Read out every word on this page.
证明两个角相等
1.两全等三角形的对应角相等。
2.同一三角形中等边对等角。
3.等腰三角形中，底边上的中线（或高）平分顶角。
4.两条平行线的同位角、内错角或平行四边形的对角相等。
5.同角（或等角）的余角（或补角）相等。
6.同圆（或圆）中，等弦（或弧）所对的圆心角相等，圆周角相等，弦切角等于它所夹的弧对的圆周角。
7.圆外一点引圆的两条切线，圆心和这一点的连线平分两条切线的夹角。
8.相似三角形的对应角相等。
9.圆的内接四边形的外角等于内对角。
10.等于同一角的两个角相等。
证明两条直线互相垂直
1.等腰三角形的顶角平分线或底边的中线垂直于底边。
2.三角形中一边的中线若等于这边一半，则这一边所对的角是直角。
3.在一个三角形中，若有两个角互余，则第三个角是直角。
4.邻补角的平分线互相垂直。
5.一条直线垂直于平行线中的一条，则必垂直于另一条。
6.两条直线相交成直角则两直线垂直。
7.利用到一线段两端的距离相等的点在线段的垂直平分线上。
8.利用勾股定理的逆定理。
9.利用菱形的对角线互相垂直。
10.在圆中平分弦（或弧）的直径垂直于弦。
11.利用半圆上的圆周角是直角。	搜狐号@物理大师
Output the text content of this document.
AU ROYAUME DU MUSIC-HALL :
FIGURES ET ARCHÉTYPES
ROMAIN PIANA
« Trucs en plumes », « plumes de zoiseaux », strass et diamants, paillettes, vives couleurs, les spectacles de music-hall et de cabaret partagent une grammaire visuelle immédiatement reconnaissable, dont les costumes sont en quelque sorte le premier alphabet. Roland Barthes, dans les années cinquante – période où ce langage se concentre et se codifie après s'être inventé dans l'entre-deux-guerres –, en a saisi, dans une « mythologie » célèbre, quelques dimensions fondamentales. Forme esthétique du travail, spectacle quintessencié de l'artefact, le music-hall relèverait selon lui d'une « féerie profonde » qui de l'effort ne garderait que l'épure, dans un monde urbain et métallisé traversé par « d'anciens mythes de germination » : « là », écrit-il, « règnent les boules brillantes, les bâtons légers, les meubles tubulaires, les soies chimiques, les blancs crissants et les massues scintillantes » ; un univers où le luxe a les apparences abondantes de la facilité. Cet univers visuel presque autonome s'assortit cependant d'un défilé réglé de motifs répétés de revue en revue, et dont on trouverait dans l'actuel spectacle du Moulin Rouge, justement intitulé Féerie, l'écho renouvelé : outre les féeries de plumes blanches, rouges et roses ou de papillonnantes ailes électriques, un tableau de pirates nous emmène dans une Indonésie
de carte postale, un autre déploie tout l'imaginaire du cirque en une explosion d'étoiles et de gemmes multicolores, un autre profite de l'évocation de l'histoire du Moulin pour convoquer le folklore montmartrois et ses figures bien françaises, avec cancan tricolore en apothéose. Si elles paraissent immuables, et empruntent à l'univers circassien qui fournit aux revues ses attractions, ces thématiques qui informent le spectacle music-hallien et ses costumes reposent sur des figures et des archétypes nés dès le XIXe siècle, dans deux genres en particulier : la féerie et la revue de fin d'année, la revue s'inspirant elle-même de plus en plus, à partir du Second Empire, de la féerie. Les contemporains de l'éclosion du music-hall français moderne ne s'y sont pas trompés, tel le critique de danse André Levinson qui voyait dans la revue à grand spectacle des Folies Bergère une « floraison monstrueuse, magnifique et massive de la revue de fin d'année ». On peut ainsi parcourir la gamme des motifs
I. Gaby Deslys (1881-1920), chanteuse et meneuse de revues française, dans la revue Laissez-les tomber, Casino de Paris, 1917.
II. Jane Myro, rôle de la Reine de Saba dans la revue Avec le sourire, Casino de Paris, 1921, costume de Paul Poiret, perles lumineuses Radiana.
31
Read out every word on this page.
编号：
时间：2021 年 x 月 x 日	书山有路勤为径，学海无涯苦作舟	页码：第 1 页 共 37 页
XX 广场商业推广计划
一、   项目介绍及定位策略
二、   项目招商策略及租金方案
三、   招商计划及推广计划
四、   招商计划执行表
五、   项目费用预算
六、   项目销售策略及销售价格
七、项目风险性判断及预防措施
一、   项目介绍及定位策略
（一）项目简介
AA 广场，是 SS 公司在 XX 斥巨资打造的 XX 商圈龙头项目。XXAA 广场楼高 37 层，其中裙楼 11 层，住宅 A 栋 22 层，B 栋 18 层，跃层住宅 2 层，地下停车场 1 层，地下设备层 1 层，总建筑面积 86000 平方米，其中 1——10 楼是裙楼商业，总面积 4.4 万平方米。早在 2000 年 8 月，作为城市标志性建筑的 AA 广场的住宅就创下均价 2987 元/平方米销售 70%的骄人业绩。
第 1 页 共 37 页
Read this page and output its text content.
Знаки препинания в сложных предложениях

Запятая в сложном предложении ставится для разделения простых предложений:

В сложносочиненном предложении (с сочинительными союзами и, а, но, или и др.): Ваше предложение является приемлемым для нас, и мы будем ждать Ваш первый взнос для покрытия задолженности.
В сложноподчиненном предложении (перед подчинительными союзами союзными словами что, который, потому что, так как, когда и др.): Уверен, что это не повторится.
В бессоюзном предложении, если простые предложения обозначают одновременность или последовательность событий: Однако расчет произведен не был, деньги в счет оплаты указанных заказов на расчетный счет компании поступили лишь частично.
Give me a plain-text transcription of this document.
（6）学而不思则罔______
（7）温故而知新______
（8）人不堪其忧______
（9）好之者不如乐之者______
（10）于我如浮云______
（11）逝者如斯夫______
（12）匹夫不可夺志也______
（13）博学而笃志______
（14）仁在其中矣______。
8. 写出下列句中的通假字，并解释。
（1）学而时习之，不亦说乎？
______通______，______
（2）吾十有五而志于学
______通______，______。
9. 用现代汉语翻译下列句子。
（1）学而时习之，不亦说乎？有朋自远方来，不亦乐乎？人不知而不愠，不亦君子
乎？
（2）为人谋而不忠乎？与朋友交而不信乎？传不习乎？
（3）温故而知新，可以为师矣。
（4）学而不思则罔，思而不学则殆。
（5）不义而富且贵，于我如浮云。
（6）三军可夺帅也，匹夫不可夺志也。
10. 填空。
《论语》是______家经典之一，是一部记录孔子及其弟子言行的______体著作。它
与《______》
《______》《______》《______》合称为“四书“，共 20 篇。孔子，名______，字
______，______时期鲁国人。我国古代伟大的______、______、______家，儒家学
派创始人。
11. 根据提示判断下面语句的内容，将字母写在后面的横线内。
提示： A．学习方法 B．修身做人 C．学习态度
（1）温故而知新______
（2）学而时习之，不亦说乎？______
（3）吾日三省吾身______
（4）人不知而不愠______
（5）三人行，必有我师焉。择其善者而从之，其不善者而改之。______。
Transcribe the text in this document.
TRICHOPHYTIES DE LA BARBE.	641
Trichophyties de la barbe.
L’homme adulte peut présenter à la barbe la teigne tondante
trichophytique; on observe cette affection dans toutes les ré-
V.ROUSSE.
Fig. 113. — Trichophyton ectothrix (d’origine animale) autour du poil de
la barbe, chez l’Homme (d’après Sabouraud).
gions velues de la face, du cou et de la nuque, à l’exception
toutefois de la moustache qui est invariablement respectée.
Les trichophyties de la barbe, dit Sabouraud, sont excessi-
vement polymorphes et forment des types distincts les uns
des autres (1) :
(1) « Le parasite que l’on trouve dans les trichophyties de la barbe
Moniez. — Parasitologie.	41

***

**Given request:** Extract all the entries word for word.

**Result of the task:**
Read out every word on this page.
证明两个角相等
1.两全等三角形的对应角相等。
2.同一三角形中等边对等角。
3.等腰三角形中，底边上的中线（或高）平分顶角。
4.两条平行线的同位角、内错角或平行四边形的对角相等。
5.同角（或等角）的余角（或补角）相等。
6.同圆（或圆）中，等弦（或弧）所对的圆心角相等，圆周角相等，弦切角等于它所夹的弧对的圆周角。
7.圆外一点引圆的两条切线，圆心和这一点的连线平分两条切线的夹角。
8.相似三角形的对应角相等。
9.圆的内接四边形的外角等于内对角。
10.等于同一角的两个角相等。
证明两条直线互相垂直
1.等腰三角形的顶角平分线或底边的中线垂直于底边。
2.三角形中一边的中线若等于这边一半，则这一边所对的角是直角。
3.在一个三角形中，若有两个角互余，则第三个角是直角。
4.邻补角的平分线互相垂直。
5.一条直线垂直于平行线中的一条，则必垂直于另一条。
6.两条直线相交成直角则两直线垂直。
7.利用到一线段两端的距离相等的点在线段的垂直平分线上。
8.利用勾股定理的逆定理。
9.利用菱形的对角线互相垂直。
10.在圆中平分弦（或弧）的直径垂直于弦。
11.利用半圆上的圆周角是直角。	搜狐号@物理大师
Output the text content of this document.
AU ROYAUME DU MUSIC-HALL :
FIGURES ET ARCHÉTYPES
ROMAIN PIANA
« Trucs en plumes », « plumes de zoiseaux », strass et diamants, paillettes, vives couleurs, les spectacles de music-hall et de cabaret partagent une grammaire visuelle immédiatement reconnaissable, dont les costumes sont en quelque sorte le premier alphabet. Roland Barthes, dans les années cinquante – période où ce langage se concentre et se codifie après s'être inventé dans l'entre-deux-guerres –, en a saisi, dans une « mythologie » célèbre, quelques dimensions fondamentales. Forme esthétique du travail, spectacle quintessencié de l'artefact, le music-hall relèverait selon lui d'une « féerie profonde » qui de l'effort ne garderait que l'épure, dans un monde urbain et métallisé traversé par « d'anciens mythes de germination » : « là », écrit-il, « règnent les boules brillantes, les bâtons légers, les meubles tubulaires, les soies chimiques, les blancs crissants et les massues scintillantes » ; un univers où le luxe a les apparences abondantes de la facilité. Cet univers visuel presque autonome s'assortit cependant d'un défilé réglé de motifs répétés de revue en revue, et dont on trouverait dans l'actuel spectacle du Moulin Rouge, justement intitulé Féerie, l'écho renouvelé : outre les féeries de plumes blanches, rouges et roses ou de papillonnantes ailes électriques, un tableau de pirates nous emmène dans une Indonésie
de carte postale, un autre déploie tout l'imaginaire du cirque en une explosion d'étoiles et de gemmes multicolores, un autre profite de l'évocation de l'histoire du Moulin pour convoquer le folklore montmartrois et ses figures bien françaises, avec cancan tricolore en apothéose. Si elles paraissent immuables, et empruntent à l'univers circassien qui fournit aux revues ses attractions, ces thématiques qui informent le spectacle music-hallien et ses costumes reposent sur des figures et des archétypes nés dès le XIXe siècle, dans deux genres en particulier : la féerie et la revue de fin d'année, la revue s'inspirant elle-même de plus en plus, à partir du Second Empire, de la féerie. Les contemporains de l'éclosion du music-hall français moderne ne s'y sont pas trompés, tel le critique de danse André Levinson qui voyait dans la revue à grand spectacle des Folies Bergère une « floraison monstrueuse, magnifique et massive de la revue de fin d'année ». On peut ainsi parcourir la gamme des motifs
I. Gaby Deslys (1881-1920), chanteuse et meneuse de revues française, dans la revue Laissez-les tomber, Casino de Paris, 1917.
II. Jane Myro, rôle de la Reine de Saba dans la revue Avec le sourire, Casino de Paris, 1921, costume de Paul Poiret, perles lumineuses Radiana.
31
Read out every word on this page.
编号：
时间：2021 年 x 月 x 日	书山有路勤为径，学海无涯苦作舟	页码：第 1 页 共 37 页
XX 广场商业推广计划
一、   项目介绍及定位策略
二、   项目招商策略及租金方案
三、   招商计划及推广计划
四、   招商计划执行表
五、   项目费用预算
六、   项目销售策略及销售价格
七、项目风险性判断及预防措施
一、   项目介绍及定位策略
（一）项目简介
AA 广场，是 SS 公司在 XX 斥巨资打造的 XX 商圈龙头项目。XXAA 广场楼高 37 层，其中裙楼 11 层，住宅 A 栋 22 层，B 栋 18 层，跃层住宅 2 层，地下停车场 1 层，地下设备层 1 层，总建筑面积 86000 平方米，其中 1——10 楼是裙楼商业，总面积 4.4 万平方米。早在 2000 年 8 月，作为城市标志性建筑的 AA 广场的住宅就创下均价 2987 元/平方米销售 70%的骄人业绩。
第 1 页 共 37 页
Read this page and output its text content.
Знаки препинания в сложных предложениях

Запятая в сложном предложении ставится для разделения простых предложений:

В сложносочиненном предложении (с сочинительными союзами и, а, но, или и др.): Ваше предложение является приемлемым для нас, и мы будем ждать Ваш первый взнос для покрытия задолженности.
В сложноподчиненном предложении (перед подчинительными союзами союзными словами что, который, потому что, так как, когда и др.): Уверен, что это не повторится.
В бессоюзном предложении, если простые предложения обозначают одновременность или последовательность событий: Однако расчет произведен не был, деньги в счет оплаты указанных заказов на расчетный счет компании поступили лишь частично.
Give me a plain-text transcription of this document.
（6）学而不思则罔______
（7）温故而知新______
（8）人不堪其忧______
（9）好之者不如乐之者______
（10）于我如浮云______
（11）逝者如斯夫______
（12）匹夫不可夺志也______
（13）博学而笃志______
（14）仁在其中矣______。
8. 写出下列句中的通假字，并解释。
（1）学而时习之，不亦说乎？
______通______，______
（2）吾十有五而志于学
______通______，______。
9. 用现代汉语翻译下列句子。
（1）学而时习之，不亦说乎？有朋自远方来，不亦乐乎？人不知而不愠，不亦君子
乎？
（2）为人谋而不忠乎？与朋友交而不信乎？传不习乎？
（3）温故而知新，可以为师矣。
（4）学而不思则罔，思而不学则殆。
（5）不义而富且贵，于我如浮云。
（6）三军可夺帅也，匹夫不可夺志也。
10. 填空。
《论语》是______家经典之一，是一部记录孔子及其弟子言行的______体著作。它
与《______》
《______》《______》《______》合称为“四书“，共 20 篇。孔子，名______，字
______，______时期鲁国人。我国古代伟大的______、______、______家，儒家学
派创始人。
11. 根据提示判断下面语句的内容，将字母写在后面的横线内。
提示： A．学习方法 B．修身做人 C．学习态度
（1）温故而知新______
（2）学而时习之，不亦说乎？______
（3）吾日三省吾身______
（4）人不知而不愠______
（5）三人行，必有我师焉。择其善者而从之，其不善者而改之。______。
Transcribe the text in this document.
TRICHOPHYTIES DE LA BARBE.	641
Trichophyties de la barbe.
L’homme adulte peut présenter à la barbe la teigne tondante
trichophytique; on observe cette affection dans toutes les ré-
V.ROUSSE.
Fig. 113. — Trichophyton ectothrix (d’origine animale) autour du poil de
la barbe, chez l’Homme (d’après Sabouraud).
gions velues de la face, du cou et de la nuque, à l’exception
toutefois de la moustache qui est invariablement respectée.
Les trichophyties de la barbe, dit Sabouraud, sont excessi-
vement polymorphes et forment des types distincts les uns
des autres (1) :
(1) « Le parasite que l’on trouve dans les trichophyties de la barbe
Moniez. — Parasitologie.	41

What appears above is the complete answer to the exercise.